- Set problem -
Wherever a line holds the string "CLUSTER", copy that line.

• • • • •

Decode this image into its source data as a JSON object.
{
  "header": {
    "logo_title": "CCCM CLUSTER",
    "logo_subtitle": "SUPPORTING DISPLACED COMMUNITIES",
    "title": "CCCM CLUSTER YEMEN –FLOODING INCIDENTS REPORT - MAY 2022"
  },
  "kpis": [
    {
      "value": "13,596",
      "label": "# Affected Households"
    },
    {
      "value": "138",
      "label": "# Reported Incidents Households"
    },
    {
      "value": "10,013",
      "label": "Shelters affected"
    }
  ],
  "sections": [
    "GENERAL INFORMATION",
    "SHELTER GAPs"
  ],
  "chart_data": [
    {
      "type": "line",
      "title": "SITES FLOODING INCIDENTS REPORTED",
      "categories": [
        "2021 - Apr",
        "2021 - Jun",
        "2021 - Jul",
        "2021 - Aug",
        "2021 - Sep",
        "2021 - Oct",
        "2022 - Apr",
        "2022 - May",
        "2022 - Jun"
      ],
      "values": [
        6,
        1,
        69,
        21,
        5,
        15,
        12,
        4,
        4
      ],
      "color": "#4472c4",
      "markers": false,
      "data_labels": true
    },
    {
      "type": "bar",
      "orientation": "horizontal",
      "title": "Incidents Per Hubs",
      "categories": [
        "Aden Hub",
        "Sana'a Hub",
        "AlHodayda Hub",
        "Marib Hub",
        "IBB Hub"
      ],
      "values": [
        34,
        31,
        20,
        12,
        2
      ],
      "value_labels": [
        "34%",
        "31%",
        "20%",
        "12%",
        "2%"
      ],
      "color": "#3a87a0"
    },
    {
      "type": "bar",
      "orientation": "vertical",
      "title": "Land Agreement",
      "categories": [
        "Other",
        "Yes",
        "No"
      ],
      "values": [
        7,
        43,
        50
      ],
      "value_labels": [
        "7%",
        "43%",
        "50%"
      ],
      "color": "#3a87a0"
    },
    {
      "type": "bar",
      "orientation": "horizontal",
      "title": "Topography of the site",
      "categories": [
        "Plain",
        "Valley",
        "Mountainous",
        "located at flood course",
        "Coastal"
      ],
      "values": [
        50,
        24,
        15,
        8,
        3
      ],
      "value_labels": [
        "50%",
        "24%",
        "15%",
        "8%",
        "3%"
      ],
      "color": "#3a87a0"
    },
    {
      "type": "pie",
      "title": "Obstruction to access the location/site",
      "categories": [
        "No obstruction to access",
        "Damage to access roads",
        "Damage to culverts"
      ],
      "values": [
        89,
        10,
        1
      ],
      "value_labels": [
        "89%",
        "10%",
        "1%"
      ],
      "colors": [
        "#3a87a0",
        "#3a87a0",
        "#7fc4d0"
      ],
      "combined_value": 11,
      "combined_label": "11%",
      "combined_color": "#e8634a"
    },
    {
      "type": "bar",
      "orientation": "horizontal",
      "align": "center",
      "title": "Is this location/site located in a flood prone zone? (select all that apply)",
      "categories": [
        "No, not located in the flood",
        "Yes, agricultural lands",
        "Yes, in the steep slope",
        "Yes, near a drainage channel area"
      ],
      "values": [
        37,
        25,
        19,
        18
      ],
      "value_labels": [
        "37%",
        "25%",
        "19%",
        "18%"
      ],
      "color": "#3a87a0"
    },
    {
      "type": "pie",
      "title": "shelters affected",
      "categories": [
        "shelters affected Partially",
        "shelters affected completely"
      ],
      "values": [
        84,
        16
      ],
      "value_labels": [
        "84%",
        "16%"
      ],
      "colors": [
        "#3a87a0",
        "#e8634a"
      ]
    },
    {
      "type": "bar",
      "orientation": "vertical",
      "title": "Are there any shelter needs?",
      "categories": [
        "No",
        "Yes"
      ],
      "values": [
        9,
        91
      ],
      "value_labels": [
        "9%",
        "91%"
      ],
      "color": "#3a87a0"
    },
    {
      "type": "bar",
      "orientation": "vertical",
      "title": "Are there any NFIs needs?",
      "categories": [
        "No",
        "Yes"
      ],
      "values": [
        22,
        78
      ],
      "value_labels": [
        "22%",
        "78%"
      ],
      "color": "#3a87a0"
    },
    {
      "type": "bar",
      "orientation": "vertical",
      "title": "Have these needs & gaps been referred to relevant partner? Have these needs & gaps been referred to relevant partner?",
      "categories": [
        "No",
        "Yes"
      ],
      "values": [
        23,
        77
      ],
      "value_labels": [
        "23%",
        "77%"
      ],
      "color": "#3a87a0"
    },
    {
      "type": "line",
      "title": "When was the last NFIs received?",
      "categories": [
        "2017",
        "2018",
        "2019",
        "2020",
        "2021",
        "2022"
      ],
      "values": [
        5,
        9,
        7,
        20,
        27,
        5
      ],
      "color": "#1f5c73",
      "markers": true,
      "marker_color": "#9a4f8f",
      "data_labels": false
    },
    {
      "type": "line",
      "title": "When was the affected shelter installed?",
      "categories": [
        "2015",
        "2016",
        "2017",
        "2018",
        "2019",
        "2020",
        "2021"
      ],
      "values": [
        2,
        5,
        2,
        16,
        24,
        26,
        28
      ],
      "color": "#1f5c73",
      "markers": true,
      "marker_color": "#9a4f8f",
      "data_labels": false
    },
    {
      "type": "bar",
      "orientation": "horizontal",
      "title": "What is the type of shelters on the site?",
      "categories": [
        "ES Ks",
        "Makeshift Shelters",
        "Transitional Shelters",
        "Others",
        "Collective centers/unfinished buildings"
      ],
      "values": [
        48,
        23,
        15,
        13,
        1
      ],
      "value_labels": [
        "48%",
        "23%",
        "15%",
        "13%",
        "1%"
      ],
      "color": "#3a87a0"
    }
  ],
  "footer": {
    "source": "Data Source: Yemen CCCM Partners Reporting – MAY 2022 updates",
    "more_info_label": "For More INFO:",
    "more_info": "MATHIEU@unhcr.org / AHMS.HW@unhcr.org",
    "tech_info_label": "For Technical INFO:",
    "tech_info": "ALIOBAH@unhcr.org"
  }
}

• • • • •

- Written solution -
    "logo_title": "CCCM CLUSTER",
    "title": "CCCM CLUSTER YEMEN –FLOODING INCIDENTS REPORT - MAY 2022"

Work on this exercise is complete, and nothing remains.